## Exercise prompt
Count every line in the following entries where the word "right" appears. Give the count alone.

## Exercise material
<<<<

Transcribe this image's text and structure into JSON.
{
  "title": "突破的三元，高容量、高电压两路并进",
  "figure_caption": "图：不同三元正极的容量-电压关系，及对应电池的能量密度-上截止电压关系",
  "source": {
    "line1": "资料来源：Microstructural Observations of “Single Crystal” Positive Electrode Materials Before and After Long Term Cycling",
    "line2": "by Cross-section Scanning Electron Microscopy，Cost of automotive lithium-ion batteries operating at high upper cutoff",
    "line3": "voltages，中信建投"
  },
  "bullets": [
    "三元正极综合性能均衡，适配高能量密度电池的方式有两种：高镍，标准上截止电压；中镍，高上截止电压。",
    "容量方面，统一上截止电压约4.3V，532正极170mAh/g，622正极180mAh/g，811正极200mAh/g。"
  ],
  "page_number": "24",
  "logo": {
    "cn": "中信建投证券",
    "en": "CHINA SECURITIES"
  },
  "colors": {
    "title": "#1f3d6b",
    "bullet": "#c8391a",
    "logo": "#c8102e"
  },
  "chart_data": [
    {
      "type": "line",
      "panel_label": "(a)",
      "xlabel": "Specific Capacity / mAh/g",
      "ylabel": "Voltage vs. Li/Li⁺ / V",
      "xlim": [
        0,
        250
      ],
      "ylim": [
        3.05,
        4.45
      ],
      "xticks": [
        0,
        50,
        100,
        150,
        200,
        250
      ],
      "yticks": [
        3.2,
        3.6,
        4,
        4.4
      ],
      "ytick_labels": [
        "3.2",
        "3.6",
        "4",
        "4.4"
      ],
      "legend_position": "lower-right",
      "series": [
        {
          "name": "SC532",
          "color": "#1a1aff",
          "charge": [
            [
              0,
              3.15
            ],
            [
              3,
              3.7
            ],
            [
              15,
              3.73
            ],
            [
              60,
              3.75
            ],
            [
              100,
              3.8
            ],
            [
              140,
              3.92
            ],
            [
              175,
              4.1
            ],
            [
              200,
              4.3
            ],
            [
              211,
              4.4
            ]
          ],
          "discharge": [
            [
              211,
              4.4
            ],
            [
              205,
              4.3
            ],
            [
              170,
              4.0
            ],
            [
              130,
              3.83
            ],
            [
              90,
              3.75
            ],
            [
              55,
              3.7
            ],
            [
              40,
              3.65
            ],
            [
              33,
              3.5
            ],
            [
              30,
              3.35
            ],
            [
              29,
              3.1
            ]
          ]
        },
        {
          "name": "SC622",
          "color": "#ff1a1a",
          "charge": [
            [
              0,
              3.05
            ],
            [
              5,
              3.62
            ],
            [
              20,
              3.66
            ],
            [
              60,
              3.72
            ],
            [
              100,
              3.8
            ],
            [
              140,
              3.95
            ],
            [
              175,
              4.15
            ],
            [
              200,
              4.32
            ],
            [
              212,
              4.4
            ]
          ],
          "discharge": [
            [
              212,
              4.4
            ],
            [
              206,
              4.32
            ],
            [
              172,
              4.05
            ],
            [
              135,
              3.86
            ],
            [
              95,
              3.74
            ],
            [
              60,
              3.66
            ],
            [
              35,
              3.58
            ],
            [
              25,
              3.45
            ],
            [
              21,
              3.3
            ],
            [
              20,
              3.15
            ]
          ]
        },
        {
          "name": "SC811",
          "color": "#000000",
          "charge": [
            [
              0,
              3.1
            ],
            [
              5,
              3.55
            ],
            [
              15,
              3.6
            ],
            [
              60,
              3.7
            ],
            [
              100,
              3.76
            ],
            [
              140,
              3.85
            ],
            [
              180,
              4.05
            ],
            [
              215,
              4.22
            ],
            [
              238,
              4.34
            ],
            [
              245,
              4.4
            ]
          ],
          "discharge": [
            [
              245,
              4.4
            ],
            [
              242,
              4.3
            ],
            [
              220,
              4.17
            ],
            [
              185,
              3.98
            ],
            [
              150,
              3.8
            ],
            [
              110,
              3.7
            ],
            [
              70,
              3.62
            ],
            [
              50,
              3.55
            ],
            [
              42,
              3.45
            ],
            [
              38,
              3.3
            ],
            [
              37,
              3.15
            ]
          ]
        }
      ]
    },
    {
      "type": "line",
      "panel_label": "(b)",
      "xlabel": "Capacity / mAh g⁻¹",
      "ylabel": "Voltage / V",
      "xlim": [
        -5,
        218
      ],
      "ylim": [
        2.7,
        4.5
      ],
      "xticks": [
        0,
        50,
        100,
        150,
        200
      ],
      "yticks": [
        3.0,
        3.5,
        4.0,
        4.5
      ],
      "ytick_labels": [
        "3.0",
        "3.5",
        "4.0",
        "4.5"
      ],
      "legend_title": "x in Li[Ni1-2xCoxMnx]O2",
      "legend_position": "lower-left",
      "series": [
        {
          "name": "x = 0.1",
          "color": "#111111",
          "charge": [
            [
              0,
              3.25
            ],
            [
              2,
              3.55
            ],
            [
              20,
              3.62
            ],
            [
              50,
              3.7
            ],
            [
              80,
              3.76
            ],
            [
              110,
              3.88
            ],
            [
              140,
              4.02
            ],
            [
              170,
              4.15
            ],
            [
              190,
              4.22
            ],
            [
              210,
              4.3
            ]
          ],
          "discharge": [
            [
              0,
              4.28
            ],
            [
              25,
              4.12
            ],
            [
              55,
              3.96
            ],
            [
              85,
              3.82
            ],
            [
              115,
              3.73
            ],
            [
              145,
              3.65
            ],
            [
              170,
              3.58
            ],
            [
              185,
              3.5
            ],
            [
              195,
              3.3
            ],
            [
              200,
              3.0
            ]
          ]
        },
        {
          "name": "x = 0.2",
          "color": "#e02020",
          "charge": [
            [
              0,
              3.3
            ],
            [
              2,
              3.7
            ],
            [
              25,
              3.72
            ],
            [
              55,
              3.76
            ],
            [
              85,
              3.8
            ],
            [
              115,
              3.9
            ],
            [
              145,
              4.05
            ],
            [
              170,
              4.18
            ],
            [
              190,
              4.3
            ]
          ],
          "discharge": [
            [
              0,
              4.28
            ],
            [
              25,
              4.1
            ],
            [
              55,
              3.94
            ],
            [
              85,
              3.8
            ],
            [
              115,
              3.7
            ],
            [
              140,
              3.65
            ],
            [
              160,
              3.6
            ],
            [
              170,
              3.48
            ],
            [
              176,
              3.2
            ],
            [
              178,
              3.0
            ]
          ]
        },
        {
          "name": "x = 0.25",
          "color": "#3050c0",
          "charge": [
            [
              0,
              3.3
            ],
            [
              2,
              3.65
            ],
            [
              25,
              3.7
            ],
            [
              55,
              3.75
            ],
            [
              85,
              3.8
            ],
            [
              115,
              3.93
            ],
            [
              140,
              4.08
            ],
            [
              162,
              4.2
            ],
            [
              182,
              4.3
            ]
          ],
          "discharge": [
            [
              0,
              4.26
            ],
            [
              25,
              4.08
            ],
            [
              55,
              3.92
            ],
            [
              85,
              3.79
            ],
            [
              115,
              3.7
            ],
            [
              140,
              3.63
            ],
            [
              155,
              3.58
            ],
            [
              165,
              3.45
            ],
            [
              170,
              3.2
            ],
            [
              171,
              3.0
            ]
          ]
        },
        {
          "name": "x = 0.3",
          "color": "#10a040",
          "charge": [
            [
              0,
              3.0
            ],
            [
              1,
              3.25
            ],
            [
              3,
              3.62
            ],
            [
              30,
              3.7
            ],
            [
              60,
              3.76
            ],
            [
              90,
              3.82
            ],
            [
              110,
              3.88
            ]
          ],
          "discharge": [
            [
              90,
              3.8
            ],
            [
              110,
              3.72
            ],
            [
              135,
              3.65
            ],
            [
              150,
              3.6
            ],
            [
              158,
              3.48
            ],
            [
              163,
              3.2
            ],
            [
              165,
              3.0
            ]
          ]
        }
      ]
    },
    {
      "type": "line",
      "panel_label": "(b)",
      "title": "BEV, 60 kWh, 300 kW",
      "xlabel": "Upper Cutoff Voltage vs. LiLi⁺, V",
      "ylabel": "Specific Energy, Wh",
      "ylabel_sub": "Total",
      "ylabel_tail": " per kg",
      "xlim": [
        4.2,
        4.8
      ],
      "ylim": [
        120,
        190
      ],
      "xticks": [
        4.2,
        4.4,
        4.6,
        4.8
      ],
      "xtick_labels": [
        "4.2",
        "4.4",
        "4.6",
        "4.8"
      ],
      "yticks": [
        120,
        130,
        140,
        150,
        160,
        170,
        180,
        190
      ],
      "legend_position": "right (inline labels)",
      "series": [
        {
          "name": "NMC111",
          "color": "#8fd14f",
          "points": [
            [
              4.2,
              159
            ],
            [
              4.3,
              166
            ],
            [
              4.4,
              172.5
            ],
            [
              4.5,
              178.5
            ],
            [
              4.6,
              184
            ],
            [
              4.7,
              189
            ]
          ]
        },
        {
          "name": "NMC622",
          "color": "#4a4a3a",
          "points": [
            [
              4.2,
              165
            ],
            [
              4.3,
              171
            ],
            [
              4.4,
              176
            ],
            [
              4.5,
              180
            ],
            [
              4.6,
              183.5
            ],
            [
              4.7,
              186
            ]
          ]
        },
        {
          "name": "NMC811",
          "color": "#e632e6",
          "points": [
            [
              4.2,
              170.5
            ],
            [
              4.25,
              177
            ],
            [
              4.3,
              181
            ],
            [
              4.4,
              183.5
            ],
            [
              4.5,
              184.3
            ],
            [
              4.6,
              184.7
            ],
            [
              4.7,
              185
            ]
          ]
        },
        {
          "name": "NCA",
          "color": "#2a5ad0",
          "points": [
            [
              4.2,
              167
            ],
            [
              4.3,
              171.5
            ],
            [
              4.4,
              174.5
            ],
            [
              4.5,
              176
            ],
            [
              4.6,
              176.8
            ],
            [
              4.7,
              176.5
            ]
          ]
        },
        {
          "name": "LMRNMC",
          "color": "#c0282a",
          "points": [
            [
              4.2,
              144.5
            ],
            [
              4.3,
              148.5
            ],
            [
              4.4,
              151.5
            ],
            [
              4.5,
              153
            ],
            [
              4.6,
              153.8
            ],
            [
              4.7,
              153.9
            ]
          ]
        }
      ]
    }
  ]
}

>>>>

## Answer for the task
2